What the task requires
Copy the data word for word, keeping every line.

Given entries
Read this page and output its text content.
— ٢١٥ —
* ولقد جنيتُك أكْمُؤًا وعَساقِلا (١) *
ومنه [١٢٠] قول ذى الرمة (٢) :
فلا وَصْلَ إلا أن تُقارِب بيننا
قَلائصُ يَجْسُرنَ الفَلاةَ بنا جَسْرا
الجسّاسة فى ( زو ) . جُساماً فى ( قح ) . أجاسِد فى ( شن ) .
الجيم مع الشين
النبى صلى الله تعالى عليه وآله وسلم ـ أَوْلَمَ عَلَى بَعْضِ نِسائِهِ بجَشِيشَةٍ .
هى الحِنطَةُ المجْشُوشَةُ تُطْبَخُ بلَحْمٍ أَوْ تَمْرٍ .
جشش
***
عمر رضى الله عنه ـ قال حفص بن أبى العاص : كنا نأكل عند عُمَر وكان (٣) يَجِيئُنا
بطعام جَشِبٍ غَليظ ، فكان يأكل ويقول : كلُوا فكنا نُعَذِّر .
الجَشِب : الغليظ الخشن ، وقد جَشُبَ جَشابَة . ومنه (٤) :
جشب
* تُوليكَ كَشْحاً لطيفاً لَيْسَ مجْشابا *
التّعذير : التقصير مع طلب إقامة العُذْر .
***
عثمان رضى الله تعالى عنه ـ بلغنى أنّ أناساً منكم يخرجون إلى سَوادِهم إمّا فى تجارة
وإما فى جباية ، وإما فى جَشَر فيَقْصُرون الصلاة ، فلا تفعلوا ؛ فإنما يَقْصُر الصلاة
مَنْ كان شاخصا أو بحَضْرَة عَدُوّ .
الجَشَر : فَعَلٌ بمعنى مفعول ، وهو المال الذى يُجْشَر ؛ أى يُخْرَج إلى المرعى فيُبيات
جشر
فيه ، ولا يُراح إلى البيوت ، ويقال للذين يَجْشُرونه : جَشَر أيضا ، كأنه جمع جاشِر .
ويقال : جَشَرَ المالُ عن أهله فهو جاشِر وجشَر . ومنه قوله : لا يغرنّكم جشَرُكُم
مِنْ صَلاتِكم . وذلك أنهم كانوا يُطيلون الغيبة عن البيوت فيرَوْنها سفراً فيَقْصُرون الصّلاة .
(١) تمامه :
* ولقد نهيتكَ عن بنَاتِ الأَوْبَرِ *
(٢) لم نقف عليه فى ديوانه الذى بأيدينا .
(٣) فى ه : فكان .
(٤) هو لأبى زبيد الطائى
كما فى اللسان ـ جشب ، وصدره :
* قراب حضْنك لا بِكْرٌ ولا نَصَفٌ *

Completed task
Read this page and output its text content.
— ٢١٥ —
* ولقد جنيتُك أكْمُؤًا وعَساقِلا (١) *
ومنه [١٢٠] قول ذى الرمة (٢) :
فلا وَصْلَ إلا أن تُقارِب بيننا
قَلائصُ يَجْسُرنَ الفَلاةَ بنا جَسْرا
الجسّاسة فى ( زو ) . جُساماً فى ( قح ) . أجاسِد فى ( شن ) .
الجيم مع الشين
النبى صلى الله تعالى عليه وآله وسلم ـ أَوْلَمَ عَلَى بَعْضِ نِسائِهِ بجَشِيشَةٍ .
هى الحِنطَةُ المجْشُوشَةُ تُطْبَخُ بلَحْمٍ أَوْ تَمْرٍ .
جشش
***
عمر رضى الله عنه ـ قال حفص بن أبى العاص : كنا نأكل عند عُمَر وكان (٣) يَجِيئُنا
بطعام جَشِبٍ غَليظ ، فكان يأكل ويقول : كلُوا فكنا نُعَذِّر .
الجَشِب : الغليظ الخشن ، وقد جَشُبَ جَشابَة . ومنه (٤) :
جشب
* تُوليكَ كَشْحاً لطيفاً لَيْسَ مجْشابا *
التّعذير : التقصير مع طلب إقامة العُذْر .
***
عثمان رضى الله تعالى عنه ـ بلغنى أنّ أناساً منكم يخرجون إلى سَوادِهم إمّا فى تجارة
وإما فى جباية ، وإما فى جَشَر فيَقْصُرون الصلاة ، فلا تفعلوا ؛ فإنما يَقْصُر الصلاة
مَنْ كان شاخصا أو بحَضْرَة عَدُوّ .
الجَشَر : فَعَلٌ بمعنى مفعول ، وهو المال الذى يُجْشَر ؛ أى يُخْرَج إلى المرعى فيُبيات
جشر
فيه ، ولا يُراح إلى البيوت ، ويقال للذين يَجْشُرونه : جَشَر أيضا ، كأنه جمع جاشِر .
ويقال : جَشَرَ المالُ عن أهله فهو جاشِر وجشَر . ومنه قوله : لا يغرنّكم جشَرُكُم
مِنْ صَلاتِكم . وذلك أنهم كانوا يُطيلون الغيبة عن البيوت فيرَوْنها سفراً فيَقْصُرون الصّلاة .
(١) تمامه :
* ولقد نهيتكَ عن بنَاتِ الأَوْبَرِ *
(٢) لم نقف عليه فى ديوانه الذى بأيدينا .
(٣) فى ه : فكان .
(٤) هو لأبى زبيد الطائى
كما فى اللسان ـ جشب ، وصدره :
* قراب حضْنك لا بِكْرٌ ولا نَصَفٌ *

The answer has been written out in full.